Copy out the entries below in full and exactly.
--- Start AVAILABLE RECORDS ---
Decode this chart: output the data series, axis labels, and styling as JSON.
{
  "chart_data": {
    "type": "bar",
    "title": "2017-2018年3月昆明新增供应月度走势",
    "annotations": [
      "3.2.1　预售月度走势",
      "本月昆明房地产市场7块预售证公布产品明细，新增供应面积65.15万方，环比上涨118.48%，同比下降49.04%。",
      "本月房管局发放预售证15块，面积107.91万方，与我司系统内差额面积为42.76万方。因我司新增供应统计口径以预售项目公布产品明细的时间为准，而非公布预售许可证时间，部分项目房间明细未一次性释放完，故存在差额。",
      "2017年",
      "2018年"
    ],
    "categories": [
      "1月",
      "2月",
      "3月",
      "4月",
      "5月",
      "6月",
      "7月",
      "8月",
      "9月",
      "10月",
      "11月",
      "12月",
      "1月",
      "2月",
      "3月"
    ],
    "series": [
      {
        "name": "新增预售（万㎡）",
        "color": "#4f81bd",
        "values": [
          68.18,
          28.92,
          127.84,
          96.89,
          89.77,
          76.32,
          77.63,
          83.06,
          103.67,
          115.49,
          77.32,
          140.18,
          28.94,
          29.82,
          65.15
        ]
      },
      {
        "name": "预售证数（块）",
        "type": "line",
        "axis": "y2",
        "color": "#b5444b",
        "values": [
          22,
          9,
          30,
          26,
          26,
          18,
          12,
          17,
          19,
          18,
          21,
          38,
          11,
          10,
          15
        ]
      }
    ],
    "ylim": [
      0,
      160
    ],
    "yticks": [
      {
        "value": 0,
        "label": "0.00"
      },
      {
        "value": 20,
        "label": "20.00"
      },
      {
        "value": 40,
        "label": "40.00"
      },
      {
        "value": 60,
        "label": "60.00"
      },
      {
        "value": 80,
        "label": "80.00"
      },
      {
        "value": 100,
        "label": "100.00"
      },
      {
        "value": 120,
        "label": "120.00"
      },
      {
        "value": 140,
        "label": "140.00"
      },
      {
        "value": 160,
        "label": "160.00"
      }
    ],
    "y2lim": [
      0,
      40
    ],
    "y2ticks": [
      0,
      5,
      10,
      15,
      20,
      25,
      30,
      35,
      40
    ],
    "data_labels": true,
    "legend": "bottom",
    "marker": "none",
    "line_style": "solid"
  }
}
--- End AVAILABLE RECORDS ---
#### [EXPECTED OUTPUT]
Decode this chart: output the data series, axis labels, and styling as JSON.
{
  "chart_data": {
    "type": "bar",
    "title": "2017-2018年3月昆明新增供应月度走势",
    "annotations": [
      "3.2.1　预售月度走势",
      "本月昆明房地产市场7块预售证公布产品明细，新增供应面积65.15万方，环比上涨118.48%，同比下降49.04%。",
      "本月房管局发放预售证15块，面积107.91万方，与我司系统内差额面积为42.76万方。因我司新增供应统计口径以预售项目公布产品明细的时间为准，而非公布预售许可证时间，部分项目房间明细未一次性释放完，故存在差额。",
      "2017年",
      "2018年"
    ],
    "categories": [
      "1月",
      "2月",
      "3月",
      "4月",
      "5月",
      "6月",
      "7月",
      "8月",
      "9月",
      "10月",
      "11月",
      "12月",
      "1月",
      "2月",
      "3月"
    ],
    "series": [
      {
        "name": "新增预售（万㎡）",
        "color": "#4f81bd",
        "values": [
          68.18,
          28.92,
          127.84,
          96.89,
          89.77,
          76.32,
          77.63,
          83.06,
          103.67,
          115.49,
          77.32,
          140.18,
          28.94,
          29.82,
          65.15
        ]
      },
      {
        "name": "预售证数（块）",
        "type": "line",
        "axis": "y2",
        "color": "#b5444b",
        "values": [
          22,
          9,
          30,
          26,
          26,
          18,
          12,
          17,
          19,
          18,
          21,
          38,
          11,
          10,
          15
        ]
      }
    ],
    "ylim": [
      0,
      160
    ],
    "yticks": [
      {
        "value": 0,
        "label": "0.00"
      },
      {
        "value": 20,
        "label": "20.00"
      },
      {
        "value": 40,
        "label": "40.00"
      },
      {
        "value": 60,
        "label": "60.00"
      },
      {
        "value": 80,
        "label": "80.00"
      },
      {
        "value": 100,
        "label": "100.00"
      },
      {
        "value": 120,
        "label": "120.00"
      },
      {
        "value": 140,
        "label": "140.00"
      },
      {
        "value": 160,
        "label": "160.00"
      }
    ],
    "y2lim": [
      0,
      40
    ],
    "y2ticks": [
      0,
      5,
      10,
      15,
      20,
      25,
      30,
      35,
      40
    ],
    "data_labels": true,
    "legend": "bottom",
    "marker": "none",
    "line_style": "solid"
  }
}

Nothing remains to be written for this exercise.